→ **What you should do**:
Pull out every line in the data below that contains the string "point" and copy each of those lines in full.

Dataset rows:

• • • • •

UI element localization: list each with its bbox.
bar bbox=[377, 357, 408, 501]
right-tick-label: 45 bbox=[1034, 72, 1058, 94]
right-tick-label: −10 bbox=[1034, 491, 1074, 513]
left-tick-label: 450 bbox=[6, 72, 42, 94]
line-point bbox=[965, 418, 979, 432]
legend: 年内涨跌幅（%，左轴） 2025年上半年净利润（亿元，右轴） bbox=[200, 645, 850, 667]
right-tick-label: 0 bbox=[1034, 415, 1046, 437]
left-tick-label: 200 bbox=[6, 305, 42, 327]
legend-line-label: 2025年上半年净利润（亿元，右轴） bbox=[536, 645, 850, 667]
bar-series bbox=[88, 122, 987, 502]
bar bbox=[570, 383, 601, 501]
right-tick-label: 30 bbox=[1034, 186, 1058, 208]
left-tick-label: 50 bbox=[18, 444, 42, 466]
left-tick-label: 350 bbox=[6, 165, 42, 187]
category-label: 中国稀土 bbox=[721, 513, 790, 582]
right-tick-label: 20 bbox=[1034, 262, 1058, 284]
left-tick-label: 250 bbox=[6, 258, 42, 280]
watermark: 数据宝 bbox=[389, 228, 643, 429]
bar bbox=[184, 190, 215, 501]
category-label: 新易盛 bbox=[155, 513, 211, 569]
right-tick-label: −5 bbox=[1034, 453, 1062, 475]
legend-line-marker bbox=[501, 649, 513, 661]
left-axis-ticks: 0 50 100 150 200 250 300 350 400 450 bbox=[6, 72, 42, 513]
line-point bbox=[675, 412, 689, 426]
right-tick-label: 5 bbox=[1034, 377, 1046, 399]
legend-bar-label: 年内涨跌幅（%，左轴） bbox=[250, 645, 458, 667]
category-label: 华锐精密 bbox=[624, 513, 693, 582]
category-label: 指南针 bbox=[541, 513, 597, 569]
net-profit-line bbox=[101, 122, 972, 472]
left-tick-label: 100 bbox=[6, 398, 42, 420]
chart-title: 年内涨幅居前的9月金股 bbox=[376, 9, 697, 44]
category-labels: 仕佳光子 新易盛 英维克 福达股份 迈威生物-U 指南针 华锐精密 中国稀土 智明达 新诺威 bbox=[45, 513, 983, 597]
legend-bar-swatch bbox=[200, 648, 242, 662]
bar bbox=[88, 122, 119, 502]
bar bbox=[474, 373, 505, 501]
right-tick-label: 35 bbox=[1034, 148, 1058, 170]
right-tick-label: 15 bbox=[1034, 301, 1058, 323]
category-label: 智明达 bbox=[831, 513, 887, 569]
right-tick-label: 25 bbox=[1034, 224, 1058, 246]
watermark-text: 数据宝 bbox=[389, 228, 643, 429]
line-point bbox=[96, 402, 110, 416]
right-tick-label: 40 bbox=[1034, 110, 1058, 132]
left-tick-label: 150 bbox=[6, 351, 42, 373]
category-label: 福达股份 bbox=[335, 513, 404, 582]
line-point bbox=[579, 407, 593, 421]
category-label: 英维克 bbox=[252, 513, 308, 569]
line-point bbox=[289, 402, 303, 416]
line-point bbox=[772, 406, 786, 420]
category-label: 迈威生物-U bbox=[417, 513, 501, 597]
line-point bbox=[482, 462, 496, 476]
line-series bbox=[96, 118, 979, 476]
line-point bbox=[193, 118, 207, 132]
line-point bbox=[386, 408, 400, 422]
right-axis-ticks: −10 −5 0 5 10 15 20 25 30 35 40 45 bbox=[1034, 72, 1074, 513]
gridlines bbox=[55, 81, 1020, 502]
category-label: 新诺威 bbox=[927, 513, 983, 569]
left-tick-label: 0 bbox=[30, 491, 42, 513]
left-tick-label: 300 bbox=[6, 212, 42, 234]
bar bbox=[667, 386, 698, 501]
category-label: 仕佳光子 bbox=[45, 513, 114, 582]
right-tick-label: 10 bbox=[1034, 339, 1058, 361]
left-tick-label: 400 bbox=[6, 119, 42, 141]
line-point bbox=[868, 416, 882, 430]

• • • • •

→ **Result of the exercise**:
line-point bbox=[965, 418, 979, 432]
line-point bbox=[675, 412, 689, 426]
line-point bbox=[96, 402, 110, 416]
line-point bbox=[579, 407, 593, 421]
line-point bbox=[289, 402, 303, 416]
line-point bbox=[772, 406, 786, 420]
line-point bbox=[482, 462, 496, 476]
line-point bbox=[193, 118, 207, 132]
line-point bbox=[386, 408, 400, 422]
line-point bbox=[868, 416, 882, 430]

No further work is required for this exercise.